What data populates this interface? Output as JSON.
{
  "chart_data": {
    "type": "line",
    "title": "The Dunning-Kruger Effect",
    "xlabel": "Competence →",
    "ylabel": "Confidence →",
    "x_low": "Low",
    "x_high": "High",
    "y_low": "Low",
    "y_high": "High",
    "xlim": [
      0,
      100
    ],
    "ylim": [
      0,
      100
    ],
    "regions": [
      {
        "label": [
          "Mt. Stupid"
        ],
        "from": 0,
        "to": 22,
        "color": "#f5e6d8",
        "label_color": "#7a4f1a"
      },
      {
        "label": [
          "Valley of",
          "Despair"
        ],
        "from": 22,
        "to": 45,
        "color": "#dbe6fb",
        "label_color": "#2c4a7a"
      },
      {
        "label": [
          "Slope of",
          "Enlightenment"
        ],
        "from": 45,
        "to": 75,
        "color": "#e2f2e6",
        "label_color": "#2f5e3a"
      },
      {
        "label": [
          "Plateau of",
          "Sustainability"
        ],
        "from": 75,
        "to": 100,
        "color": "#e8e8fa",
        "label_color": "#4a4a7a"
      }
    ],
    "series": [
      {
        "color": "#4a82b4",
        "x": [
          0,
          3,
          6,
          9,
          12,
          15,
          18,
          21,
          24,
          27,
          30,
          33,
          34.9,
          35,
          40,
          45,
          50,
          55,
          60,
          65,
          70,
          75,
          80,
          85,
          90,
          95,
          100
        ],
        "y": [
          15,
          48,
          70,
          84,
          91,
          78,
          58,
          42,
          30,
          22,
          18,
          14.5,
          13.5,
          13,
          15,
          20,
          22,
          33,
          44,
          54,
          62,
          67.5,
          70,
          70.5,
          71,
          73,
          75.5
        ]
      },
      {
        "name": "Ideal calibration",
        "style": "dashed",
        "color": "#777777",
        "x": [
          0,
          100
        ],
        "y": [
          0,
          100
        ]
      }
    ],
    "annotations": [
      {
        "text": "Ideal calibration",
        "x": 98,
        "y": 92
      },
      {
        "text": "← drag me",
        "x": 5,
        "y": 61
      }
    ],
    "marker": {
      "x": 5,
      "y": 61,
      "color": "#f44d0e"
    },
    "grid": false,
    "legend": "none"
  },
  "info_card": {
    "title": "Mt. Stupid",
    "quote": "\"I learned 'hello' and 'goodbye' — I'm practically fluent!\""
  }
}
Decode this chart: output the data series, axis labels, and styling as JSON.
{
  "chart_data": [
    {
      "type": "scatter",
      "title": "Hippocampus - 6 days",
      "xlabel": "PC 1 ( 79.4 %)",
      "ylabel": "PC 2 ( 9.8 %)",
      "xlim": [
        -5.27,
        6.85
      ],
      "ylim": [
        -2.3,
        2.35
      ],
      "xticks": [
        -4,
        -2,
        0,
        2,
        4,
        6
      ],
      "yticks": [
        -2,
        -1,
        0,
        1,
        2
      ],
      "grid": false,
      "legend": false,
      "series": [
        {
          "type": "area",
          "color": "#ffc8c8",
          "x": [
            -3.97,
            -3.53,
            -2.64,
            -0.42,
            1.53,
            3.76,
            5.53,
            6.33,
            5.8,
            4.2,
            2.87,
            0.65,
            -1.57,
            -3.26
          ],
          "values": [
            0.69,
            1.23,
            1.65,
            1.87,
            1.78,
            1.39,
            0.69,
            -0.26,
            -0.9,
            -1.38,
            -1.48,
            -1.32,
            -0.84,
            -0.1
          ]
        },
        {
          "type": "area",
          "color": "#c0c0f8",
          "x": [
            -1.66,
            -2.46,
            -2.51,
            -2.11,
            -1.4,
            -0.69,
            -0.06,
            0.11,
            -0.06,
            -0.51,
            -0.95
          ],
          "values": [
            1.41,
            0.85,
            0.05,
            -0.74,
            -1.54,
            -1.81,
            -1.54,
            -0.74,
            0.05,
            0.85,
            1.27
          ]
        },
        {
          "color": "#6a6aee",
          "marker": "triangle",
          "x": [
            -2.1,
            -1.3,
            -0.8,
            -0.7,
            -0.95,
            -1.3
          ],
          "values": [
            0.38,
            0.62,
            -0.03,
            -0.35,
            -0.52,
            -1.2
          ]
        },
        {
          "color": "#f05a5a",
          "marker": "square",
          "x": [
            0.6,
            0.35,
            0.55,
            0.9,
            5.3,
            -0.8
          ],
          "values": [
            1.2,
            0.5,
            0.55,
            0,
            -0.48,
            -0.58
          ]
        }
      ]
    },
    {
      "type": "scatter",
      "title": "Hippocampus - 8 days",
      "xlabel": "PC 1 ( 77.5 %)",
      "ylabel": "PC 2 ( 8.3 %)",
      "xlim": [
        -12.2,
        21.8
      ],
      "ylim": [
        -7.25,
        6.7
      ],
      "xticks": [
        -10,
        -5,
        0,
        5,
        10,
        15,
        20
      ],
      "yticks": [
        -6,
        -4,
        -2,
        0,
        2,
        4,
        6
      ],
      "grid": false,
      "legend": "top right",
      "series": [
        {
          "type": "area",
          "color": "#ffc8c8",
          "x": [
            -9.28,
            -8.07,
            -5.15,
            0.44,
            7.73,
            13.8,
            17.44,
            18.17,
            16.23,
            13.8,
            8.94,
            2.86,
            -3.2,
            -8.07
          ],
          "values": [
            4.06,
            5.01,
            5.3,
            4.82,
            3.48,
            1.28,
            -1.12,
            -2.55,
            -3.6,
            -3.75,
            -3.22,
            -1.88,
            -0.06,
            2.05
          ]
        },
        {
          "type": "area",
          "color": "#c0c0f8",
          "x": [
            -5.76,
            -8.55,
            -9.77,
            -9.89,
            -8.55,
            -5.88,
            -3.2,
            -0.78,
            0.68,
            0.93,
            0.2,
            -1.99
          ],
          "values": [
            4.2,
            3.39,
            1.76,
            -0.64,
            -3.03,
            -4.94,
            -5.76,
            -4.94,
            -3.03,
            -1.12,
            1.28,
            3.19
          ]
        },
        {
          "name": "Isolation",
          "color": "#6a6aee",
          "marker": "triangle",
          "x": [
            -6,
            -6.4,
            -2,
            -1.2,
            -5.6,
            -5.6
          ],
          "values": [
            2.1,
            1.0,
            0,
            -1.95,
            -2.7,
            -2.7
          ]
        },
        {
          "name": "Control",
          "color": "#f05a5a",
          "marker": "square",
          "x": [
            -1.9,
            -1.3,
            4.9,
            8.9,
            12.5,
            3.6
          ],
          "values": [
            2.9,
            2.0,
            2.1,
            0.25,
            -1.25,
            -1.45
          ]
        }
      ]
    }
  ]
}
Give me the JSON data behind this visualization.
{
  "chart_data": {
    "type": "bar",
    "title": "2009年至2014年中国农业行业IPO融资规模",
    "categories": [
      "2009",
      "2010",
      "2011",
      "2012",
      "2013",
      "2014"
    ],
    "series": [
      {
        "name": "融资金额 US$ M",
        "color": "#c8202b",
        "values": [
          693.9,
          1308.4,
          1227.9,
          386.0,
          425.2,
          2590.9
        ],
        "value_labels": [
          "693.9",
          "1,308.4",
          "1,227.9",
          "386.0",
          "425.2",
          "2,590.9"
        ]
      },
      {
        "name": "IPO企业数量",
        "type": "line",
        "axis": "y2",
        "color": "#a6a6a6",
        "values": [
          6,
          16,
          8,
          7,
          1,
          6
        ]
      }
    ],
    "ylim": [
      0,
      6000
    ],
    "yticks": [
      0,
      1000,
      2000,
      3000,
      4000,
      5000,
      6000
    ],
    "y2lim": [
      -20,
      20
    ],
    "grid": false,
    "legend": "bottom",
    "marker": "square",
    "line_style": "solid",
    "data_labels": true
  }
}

WHAT TO PRODUCE ::
Can you reproduce all the material exactly?

CORRECT RESULT ::
What data populates this interface? Output as JSON.
{
  "chart_data": {
    "type": "line",
    "title": "The Dunning-Kruger Effect",
    "xlabel": "Competence →",
    "ylabel": "Confidence →",
    "x_low": "Low",
    "x_high": "High",
    "y_low": "Low",
    "y_high": "High",
    "xlim": [
      0,
      100
    ],
    "ylim": [
      0,
      100
    ],
    "regions": [
      {
        "label": [
          "Mt. Stupid"
        ],
        "from": 0,
        "to": 22,
        "color": "#f5e6d8",
        "label_color": "#7a4f1a"
      },
      {
        "label": [
          "Valley of",
          "Despair"
        ],
        "from": 22,
        "to": 45,
        "color": "#dbe6fb",
        "label_color": "#2c4a7a"
      },
      {
        "label": [
          "Slope of",
          "Enlightenment"
        ],
        "from": 45,
        "to": 75,
        "color": "#e2f2e6",
        "label_color": "#2f5e3a"
      },
      {
        "label": [
          "Plateau of",
          "Sustainability"
        ],
        "from": 75,
        "to": 100,
        "color": "#e8e8fa",
        "label_color": "#4a4a7a"
      }
    ],
    "series": [
      {
        "color": "#4a82b4",
        "x": [
          0,
          3,
          6,
          9,
          12,
          15,
          18,
          21,
          24,
          27,
          30,
          33,
          34.9,
          35,
          40,
          45,
          50,
          55,
          60,
          65,
          70,
          75,
          80,
          85,
          90,
          95,
          100
        ],
        "y": [
          15,
          48,
          70,
          84,
          91,
          78,
          58,
          42,
          30,
          22,
          18,
          14.5,
          13.5,
          13,
          15,
          20,
          22,
          33,
          44,
          54,
          62,
          67.5,
          70,
          70.5,
          71,
          73,
          75.5
        ]
      },
      {
        "name": "Ideal calibration",
        "style": "dashed",
        "color": "#777777",
        "x": [
          0,
          100
        ],
        "y": [
          0,
          100
        ]
      }
    ],
    "annotations": [
      {
        "text": "Ideal calibration",
        "x": 98,
        "y": 92
      },
      {
        "text": "← drag me",
        "x": 5,
        "y": 61
      }
    ],
    "marker": {
      "x": 5,
      "y": 61,
      "color": "#f44d0e"
    },
    "grid": false,
    "legend": "none"
  },
  "info_card": {
    "title": "Mt. Stupid",
    "quote": "\"I learned 'hello' and 'goodbye' — I'm practically fluent!\""
  }
}
Decode this chart: output the data series, axis labels, and styling as JSON.
{
  "chart_data": [
    {
      "type": "scatter",
      "title": "Hippocampus - 6 days",
      "xlabel": "PC 1 ( 79.4 %)",
      "ylabel": "PC 2 ( 9.8 %)",
      "xlim": [
        -5.27,
        6.85
      ],
      "ylim": [
        -2.3,
        2.35
      ],
      "xticks": [
        -4,
        -2,
        0,
        2,
        4,
        6
      ],
      "yticks": [
        -2,
        -1,
        0,
        1,
        2
      ],
      "grid": false,
      "legend": false,
      "series": [
        {
          "type": "area",
          "color": "#ffc8c8",
          "x": [
            -3.97,
            -3.53,
            -2.64,
            -0.42,
            1.53,
            3.76,
            5.53,
            6.33,
            5.8,
            4.2,
            2.87,
            0.65,
            -1.57,
            -3.26
          ],
          "values": [
            0.69,
            1.23,
            1.65,
            1.87,
            1.78,
            1.39,
            0.69,
            -0.26,
            -0.9,
            -1.38,
            -1.48,
            -1.32,
            -0.84,
            -0.1
          ]
        },
        {
          "type": "area",
          "color": "#c0c0f8",
          "x": [
            -1.66,
            -2.46,
            -2.51,
            -2.11,
            -1.4,
            -0.69,
            -0.06,
            0.11,
            -0.06,
            -0.51,
            -0.95
          ],
          "values": [
            1.41,
            0.85,
            0.05,
            -0.74,
            -1.54,
            -1.81,
            -1.54,
            -0.74,
            0.05,
            0.85,
            1.27
          ]
        },
        {
          "color": "#6a6aee",
          "marker": "triangle",
          "x": [
            -2.1,
            -1.3,
            -0.8,
            -0.7,
            -0.95,
            -1.3
          ],
          "values": [
            0.38,
            0.62,
            -0.03,
            -0.35,
            -0.52,
            -1.2
          ]
        },
        {
          "color": "#f05a5a",
          "marker": "square",
          "x": [
            0.6,
            0.35,
            0.55,
            0.9,
            5.3,
            -0.8
          ],
          "values": [
            1.2,
            0.5,
            0.55,
            0,
            -0.48,
            -0.58
          ]
        }
      ]
    },
    {
      "type": "scatter",
      "title": "Hippocampus - 8 days",
      "xlabel": "PC 1 ( 77.5 %)",
      "ylabel": "PC 2 ( 8.3 %)",
      "xlim": [
        -12.2,
        21.8
      ],
      "ylim": [
        -7.25,
        6.7
      ],
      "xticks": [
        -10,
        -5,
        0,
        5,
        10,
        15,
        20
      ],
      "yticks": [
        -6,
        -4,
        -2,
        0,
        2,
        4,
        6
      ],
      "grid": false,
      "legend": "top right",
      "series": [
        {
          "type": "area",
          "color": "#ffc8c8",
          "x": [
            -9.28,
            -8.07,
            -5.15,
            0.44,
            7.73,
            13.8,
            17.44,
            18.17,
            16.23,
            13.8,
            8.94,
            2.86,
            -3.2,
            -8.07
          ],
          "values": [
            4.06,
            5.01,
            5.3,
            4.82,
            3.48,
            1.28,
            -1.12,
            -2.55,
            -3.6,
            -3.75,
            -3.22,
            -1.88,
            -0.06,
            2.05
          ]
        },
        {
          "type": "area",
          "color": "#c0c0f8",
          "x": [
            -5.76,
            -8.55,
            -9.77,
            -9.89,
            -8.55,
            -5.88,
            -3.2,
            -0.78,
            0.68,
            0.93,
            0.2,
            -1.99
          ],
          "values": [
            4.2,
            3.39,
            1.76,
            -0.64,
            -3.03,
            -4.94,
            -5.76,
            -4.94,
            -3.03,
            -1.12,
            1.28,
            3.19
          ]
        },
        {
          "name": "Isolation",
          "color": "#6a6aee",
          "marker": "triangle",
          "x": [
            -6,
            -6.4,
            -2,
            -1.2,
            -5.6,
            -5.6
          ],
          "values": [
            2.1,
            1.0,
            0,
            -1.95,
            -2.7,
            -2.7
          ]
        },
        {
          "name": "Control",
          "color": "#f05a5a",
          "marker": "square",
          "x": [
            -1.9,
            -1.3,
            4.9,
            8.9,
            12.5,
            3.6
          ],
          "values": [
            2.9,
            2.0,
            2.1,
            0.25,
            -1.25,
            -1.45
          ]
        }
      ]
    }
  ]
}
Give me the JSON data behind this visualization.
{
  "chart_data": {
    "type": "bar",
    "title": "2009年至2014年中国农业行业IPO融资规模",
    "categories": [
      "2009",
      "2010",
      "2011",
      "2012",
      "2013",
      "2014"
    ],
    "series": [
      {
        "name": "融资金额 US$ M",
        "color": "#c8202b",
        "values": [
          693.9,
          1308.4,
          1227.9,
          386.0,
          425.2,
          2590.9
        ],
        "value_labels": [
          "693.9",
          "1,308.4",
          "1,227.9",
          "386.0",
          "425.2",
          "2,590.9"
        ]
      },
      {
        "name": "IPO企业数量",
        "type": "line",
        "axis": "y2",
        "color": "#a6a6a6",
        "values": [
          6,
          16,
          8,
          7,
          1,
          6
        ]
      }
    ],
    "ylim": [
      0,
      6000
    ],
    "yticks": [
      0,
      1000,
      2000,
      3000,
      4000,
      5000,
      6000
    ],
    "y2lim": [
      -20,
      20
    ],
    "grid": false,
    "legend": "bottom",
    "marker": "square",
    "line_style": "solid",
    "data_labels": true
  }
}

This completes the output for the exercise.